### DATA SUPPLIED
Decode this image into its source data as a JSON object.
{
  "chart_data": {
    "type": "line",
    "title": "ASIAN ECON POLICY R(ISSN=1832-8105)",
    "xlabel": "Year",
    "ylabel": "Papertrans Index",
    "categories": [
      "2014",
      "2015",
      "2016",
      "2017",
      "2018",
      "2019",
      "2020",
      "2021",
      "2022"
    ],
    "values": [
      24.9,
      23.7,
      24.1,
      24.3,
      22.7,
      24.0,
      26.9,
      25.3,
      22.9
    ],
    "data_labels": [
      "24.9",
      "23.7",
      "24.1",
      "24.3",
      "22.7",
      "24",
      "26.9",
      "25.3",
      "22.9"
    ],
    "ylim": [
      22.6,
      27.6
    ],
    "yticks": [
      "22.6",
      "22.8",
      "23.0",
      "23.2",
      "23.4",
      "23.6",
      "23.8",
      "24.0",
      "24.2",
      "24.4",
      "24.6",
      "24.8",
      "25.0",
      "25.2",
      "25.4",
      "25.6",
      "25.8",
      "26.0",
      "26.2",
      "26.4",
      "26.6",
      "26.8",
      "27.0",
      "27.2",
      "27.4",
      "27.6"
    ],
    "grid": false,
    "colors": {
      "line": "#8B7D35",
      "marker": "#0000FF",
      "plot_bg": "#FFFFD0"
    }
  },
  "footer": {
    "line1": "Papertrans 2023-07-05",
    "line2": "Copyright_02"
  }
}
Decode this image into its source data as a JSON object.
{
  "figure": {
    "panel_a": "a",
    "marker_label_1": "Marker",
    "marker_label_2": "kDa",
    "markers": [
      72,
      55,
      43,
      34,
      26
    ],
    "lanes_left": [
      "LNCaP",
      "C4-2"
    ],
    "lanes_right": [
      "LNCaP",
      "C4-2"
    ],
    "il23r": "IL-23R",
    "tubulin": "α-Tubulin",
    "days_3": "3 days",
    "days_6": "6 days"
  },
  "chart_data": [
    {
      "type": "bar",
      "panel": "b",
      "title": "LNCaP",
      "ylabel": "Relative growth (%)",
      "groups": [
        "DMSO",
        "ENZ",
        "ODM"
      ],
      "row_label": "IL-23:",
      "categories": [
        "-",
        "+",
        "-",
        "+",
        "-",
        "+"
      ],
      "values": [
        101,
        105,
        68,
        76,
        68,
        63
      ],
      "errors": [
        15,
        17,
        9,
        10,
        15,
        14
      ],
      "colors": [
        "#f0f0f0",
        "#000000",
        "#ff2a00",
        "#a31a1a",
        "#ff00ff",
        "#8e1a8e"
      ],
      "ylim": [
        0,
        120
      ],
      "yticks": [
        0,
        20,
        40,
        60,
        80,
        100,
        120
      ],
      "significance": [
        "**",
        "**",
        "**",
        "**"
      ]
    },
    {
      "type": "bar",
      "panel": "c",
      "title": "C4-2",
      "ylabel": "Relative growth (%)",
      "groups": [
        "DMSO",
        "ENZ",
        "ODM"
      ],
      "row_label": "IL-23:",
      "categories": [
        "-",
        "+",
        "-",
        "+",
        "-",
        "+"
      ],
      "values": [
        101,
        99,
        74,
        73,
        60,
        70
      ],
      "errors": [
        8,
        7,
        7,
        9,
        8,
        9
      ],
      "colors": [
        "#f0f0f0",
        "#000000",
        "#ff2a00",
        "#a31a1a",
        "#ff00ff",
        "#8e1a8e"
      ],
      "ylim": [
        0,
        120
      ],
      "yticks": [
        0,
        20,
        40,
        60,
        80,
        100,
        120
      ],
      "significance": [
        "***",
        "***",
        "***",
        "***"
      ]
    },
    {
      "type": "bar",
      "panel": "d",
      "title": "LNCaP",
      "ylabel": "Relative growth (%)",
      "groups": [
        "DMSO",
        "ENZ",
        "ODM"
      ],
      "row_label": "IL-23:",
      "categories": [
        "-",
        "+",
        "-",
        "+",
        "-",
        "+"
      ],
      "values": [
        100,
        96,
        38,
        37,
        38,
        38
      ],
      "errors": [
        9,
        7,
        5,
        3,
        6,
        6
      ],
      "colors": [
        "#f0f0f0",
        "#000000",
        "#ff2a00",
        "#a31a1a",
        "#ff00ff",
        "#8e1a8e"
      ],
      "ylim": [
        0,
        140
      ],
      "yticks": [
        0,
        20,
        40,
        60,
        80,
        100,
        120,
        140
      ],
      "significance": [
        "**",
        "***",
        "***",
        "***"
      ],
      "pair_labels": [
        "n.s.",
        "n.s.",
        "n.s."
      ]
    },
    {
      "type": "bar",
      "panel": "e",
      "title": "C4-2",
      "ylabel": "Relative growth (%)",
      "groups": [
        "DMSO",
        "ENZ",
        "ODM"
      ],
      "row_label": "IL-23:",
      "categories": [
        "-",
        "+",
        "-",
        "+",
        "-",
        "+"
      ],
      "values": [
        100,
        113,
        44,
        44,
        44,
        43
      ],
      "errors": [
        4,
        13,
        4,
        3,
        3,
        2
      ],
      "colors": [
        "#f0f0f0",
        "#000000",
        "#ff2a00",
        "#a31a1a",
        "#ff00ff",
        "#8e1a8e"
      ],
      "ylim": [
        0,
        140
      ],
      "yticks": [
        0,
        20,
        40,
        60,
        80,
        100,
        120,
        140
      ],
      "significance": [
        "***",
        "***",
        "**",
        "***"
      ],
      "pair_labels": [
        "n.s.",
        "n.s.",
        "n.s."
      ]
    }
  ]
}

### EXERCISE AIM
Copy all of the data exactly.

### SOLUTION FOR THIS EXERCISE
Decode this image into its source data as a JSON object.
{
  "chart_data": {
    "type": "line",
    "title": "ASIAN ECON POLICY R(ISSN=1832-8105)",
    "xlabel": "Year",
    "ylabel": "Papertrans Index",
    "categories": [
      "2014",
      "2015",
      "2016",
      "2017",
      "2018",
      "2019",
      "2020",
      "2021",
      "2022"
    ],
    "values": [
      24.9,
      23.7,
      24.1,
      24.3,
      22.7,
      24.0,
      26.9,
      25.3,
      22.9
    ],
    "data_labels": [
      "24.9",
      "23.7",
      "24.1",
      "24.3",
      "22.7",
      "24",
      "26.9",
      "25.3",
      "22.9"
    ],
    "ylim": [
      22.6,
      27.6
    ],
    "yticks": [
      "22.6",
      "22.8",
      "23.0",
      "23.2",
      "23.4",
      "23.6",
      "23.8",
      "24.0",
      "24.2",
      "24.4",
      "24.6",
      "24.8",
      "25.0",
      "25.2",
      "25.4",
      "25.6",
      "25.8",
      "26.0",
      "26.2",
      "26.4",
      "26.6",
      "26.8",
      "27.0",
      "27.2",
      "27.4",
      "27.6"
    ],
    "grid": false,
    "colors": {
      "line": "#8B7D35",
      "marker": "#0000FF",
      "plot_bg": "#FFFFD0"
    }
  },
  "footer": {
    "line1": "Papertrans 2023-07-05",
    "line2": "Copyright_02"
  }
}
Decode this image into its source data as a JSON object.
{
  "figure": {
    "panel_a": "a",
    "marker_label_1": "Marker",
    "marker_label_2": "kDa",
    "markers": [
      72,
      55,
      43,
      34,
      26
    ],
    "lanes_left": [
      "LNCaP",
      "C4-2"
    ],
    "lanes_right": [
      "LNCaP",
      "C4-2"
    ],
    "il23r": "IL-23R",
    "tubulin": "α-Tubulin",
    "days_3": "3 days",
    "days_6": "6 days"
  },
  "chart_data": [
    {
      "type": "bar",
      "panel": "b",
      "title": "LNCaP",
      "ylabel": "Relative growth (%)",
      "groups": [
        "DMSO",
        "ENZ",
        "ODM"
      ],
      "row_label": "IL-23:",
      "categories": [
        "-",
        "+",
        "-",
        "+",
        "-",
        "+"
      ],
      "values": [
        101,
        105,
        68,
        76,
        68,
        63
      ],
      "errors": [
        15,
        17,
        9,
        10,
        15,
        14
      ],
      "colors": [
        "#f0f0f0",
        "#000000",
        "#ff2a00",
        "#a31a1a",
        "#ff00ff",
        "#8e1a8e"
      ],
      "ylim": [
        0,
        120
      ],
      "yticks": [
        0,
        20,
        40,
        60,
        80,
        100,
        120
      ],
      "significance": [
        "**",
        "**",
        "**",
        "**"
      ]
    },
    {
      "type": "bar",
      "panel": "c",
      "title": "C4-2",
      "ylabel": "Relative growth (%)",
      "groups": [
        "DMSO",
        "ENZ",
        "ODM"
      ],
      "row_label": "IL-23:",
      "categories": [
        "-",
        "+",
        "-",
        "+",
        "-",
        "+"
      ],
      "values": [
        101,
        99,
        74,
        73,
        60,
        70
      ],
      "errors": [
        8,
        7,
        7,
        9,
        8,
        9
      ],
      "colors": [
        "#f0f0f0",
        "#000000",
        "#ff2a00",
        "#a31a1a",
        "#ff00ff",
        "#8e1a8e"
      ],
      "ylim": [
        0,
        120
      ],
      "yticks": [
        0,
        20,
        40,
        60,
        80,
        100,
        120
      ],
      "significance": [
        "***",
        "***",
        "***",
        "***"
      ]
    },
    {
      "type": "bar",
      "panel": "d",
      "title": "LNCaP",
      "ylabel": "Relative growth (%)",
      "groups": [
        "DMSO",
        "ENZ",
        "ODM"
      ],
      "row_label": "IL-23:",
      "categories": [
        "-",
        "+",
        "-",
        "+",
        "-",
        "+"
      ],
      "values": [
        100,
        96,
        38,
        37,
        38,
        38
      ],
      "errors": [
        9,
        7,
        5,
        3,
        6,
        6
      ],
      "colors": [
        "#f0f0f0",
        "#000000",
        "#ff2a00",
        "#a31a1a",
        "#ff00ff",
        "#8e1a8e"
      ],
      "ylim": [
        0,
        140
      ],
      "yticks": [
        0,
        20,
        40,
        60,
        80,
        100,
        120,
        140
      ],
      "significance": [
        "**",
        "***",
        "***",
        "***"
      ],
      "pair_labels": [
        "n.s.",
        "n.s.",
        "n.s."
      ]
    },
    {
      "type": "bar",
      "panel": "e",
      "title": "C4-2",
      "ylabel": "Relative growth (%)",
      "groups": [
        "DMSO",
        "ENZ",
        "ODM"
      ],
      "row_label": "IL-23:",
      "categories": [
        "-",
        "+",
        "-",
        "+",
        "-",
        "+"
      ],
      "values": [
        100,
        113,
        44,
        44,
        44,
        43
      ],
      "errors": [
        4,
        13,
        4,
        3,
        3,
        2
      ],
      "colors": [
        "#f0f0f0",
        "#000000",
        "#ff2a00",
        "#a31a1a",
        "#ff00ff",
        "#8e1a8e"
      ],
      "ylim": [
        0,
        140
      ],
      "yticks": [
        0,
        20,
        40,
        60,
        80,
        100,
        120,
        140
      ],
      "significance": [
        "***",
        "***",
        "**",
        "***"
      ],
      "pair_labels": [
        "n.s.",
        "n.s.",
        "n.s."
      ]
    }
  ]
}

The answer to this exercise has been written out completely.